++++ DATASET CONTENT

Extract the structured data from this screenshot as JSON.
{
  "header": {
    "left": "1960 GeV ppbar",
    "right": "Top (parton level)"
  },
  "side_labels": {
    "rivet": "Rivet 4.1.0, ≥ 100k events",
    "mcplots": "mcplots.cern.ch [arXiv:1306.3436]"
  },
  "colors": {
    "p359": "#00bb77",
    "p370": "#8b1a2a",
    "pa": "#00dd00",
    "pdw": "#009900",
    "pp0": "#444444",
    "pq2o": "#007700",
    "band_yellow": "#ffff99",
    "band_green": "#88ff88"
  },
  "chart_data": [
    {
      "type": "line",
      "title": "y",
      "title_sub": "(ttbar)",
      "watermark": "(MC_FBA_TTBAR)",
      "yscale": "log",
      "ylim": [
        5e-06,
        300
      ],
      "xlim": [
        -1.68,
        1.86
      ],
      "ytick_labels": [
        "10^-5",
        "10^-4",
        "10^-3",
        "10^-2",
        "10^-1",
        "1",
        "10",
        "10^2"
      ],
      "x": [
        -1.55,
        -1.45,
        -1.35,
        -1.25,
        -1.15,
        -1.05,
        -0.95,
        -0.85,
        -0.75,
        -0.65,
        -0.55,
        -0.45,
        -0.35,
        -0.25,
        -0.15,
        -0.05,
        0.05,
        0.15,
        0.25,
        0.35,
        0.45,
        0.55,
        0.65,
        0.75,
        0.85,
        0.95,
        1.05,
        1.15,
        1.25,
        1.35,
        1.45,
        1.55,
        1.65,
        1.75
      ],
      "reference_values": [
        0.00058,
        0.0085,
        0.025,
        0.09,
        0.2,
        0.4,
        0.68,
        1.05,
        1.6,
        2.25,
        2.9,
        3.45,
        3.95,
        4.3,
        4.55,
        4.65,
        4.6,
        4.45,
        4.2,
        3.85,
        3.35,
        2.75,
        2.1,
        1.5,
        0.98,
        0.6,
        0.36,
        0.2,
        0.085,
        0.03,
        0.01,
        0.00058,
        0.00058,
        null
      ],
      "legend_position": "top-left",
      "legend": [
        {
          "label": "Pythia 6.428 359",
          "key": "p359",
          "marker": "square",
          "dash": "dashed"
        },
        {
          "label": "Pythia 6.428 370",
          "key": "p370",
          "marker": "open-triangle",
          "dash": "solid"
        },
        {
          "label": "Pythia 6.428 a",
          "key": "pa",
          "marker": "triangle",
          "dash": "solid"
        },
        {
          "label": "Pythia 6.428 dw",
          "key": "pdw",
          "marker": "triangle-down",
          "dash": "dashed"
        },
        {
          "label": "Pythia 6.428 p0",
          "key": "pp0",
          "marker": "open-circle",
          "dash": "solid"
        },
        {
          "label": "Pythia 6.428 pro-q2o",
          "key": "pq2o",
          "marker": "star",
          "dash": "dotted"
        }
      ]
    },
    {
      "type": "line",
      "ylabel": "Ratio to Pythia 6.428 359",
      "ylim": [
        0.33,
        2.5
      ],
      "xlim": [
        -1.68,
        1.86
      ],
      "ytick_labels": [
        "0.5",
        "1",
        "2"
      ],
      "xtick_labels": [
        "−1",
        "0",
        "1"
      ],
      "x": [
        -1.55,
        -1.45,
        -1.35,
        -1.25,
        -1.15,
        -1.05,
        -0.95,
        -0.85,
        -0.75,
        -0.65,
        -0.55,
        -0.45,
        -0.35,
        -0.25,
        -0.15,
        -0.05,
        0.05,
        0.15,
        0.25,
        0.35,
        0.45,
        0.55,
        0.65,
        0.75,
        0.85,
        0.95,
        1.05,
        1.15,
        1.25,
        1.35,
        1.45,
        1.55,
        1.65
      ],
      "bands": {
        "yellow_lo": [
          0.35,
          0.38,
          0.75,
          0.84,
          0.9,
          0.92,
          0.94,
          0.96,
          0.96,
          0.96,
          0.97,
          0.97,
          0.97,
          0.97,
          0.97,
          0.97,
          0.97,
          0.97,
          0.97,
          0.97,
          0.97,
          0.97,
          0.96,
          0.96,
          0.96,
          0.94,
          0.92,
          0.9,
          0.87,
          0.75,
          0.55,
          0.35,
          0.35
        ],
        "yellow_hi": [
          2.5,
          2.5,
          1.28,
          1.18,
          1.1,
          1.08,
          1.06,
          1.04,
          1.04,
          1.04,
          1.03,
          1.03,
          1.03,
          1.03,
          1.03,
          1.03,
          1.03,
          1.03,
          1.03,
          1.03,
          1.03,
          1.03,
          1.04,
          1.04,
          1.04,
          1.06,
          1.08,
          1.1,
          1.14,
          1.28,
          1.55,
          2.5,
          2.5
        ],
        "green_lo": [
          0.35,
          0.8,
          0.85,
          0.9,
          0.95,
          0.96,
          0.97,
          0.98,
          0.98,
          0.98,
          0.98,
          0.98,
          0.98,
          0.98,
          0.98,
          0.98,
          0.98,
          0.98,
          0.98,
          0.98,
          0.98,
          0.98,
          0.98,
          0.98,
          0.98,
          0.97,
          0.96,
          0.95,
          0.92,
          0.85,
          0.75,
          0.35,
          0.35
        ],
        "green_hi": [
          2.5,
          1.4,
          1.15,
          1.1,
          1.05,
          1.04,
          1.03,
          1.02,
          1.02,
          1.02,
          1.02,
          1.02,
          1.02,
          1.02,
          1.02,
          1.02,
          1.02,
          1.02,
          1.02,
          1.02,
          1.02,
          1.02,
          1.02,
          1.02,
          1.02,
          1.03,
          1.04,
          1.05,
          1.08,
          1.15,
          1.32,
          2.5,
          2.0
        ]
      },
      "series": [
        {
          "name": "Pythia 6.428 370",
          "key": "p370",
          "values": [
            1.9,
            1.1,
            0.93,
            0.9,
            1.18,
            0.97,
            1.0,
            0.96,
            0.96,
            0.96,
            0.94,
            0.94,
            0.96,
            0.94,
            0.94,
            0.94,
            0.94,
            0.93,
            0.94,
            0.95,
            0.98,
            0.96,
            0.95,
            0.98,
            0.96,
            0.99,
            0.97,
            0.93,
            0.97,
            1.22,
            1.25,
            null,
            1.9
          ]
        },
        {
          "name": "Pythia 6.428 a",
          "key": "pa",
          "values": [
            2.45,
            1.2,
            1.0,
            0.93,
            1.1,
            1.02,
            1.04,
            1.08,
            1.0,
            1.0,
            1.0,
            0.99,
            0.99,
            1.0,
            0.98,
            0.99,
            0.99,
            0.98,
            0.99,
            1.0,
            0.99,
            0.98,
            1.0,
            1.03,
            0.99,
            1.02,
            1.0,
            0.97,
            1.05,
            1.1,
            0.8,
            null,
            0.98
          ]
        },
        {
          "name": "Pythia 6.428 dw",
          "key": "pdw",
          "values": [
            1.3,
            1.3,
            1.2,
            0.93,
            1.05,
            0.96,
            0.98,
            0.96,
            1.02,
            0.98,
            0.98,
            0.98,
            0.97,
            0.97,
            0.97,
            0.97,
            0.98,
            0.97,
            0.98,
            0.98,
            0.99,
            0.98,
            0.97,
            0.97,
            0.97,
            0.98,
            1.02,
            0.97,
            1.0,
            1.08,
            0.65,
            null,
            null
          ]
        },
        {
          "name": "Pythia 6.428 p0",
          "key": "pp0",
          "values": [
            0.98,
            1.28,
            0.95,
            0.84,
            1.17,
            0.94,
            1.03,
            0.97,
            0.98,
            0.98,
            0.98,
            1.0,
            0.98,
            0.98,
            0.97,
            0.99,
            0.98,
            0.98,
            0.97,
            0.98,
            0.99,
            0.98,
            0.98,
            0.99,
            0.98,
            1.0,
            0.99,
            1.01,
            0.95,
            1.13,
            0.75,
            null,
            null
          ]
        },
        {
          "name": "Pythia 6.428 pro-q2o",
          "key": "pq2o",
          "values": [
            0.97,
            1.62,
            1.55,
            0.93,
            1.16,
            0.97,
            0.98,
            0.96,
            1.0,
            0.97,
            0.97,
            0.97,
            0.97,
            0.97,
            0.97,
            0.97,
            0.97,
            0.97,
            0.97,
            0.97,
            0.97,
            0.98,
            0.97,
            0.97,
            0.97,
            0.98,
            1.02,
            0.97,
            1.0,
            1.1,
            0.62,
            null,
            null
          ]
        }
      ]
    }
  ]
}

++++++++

Tally up how many lines in the preceding listing contain the word "marker". Give nothing but the number.

* ANSWER IN FULL *
6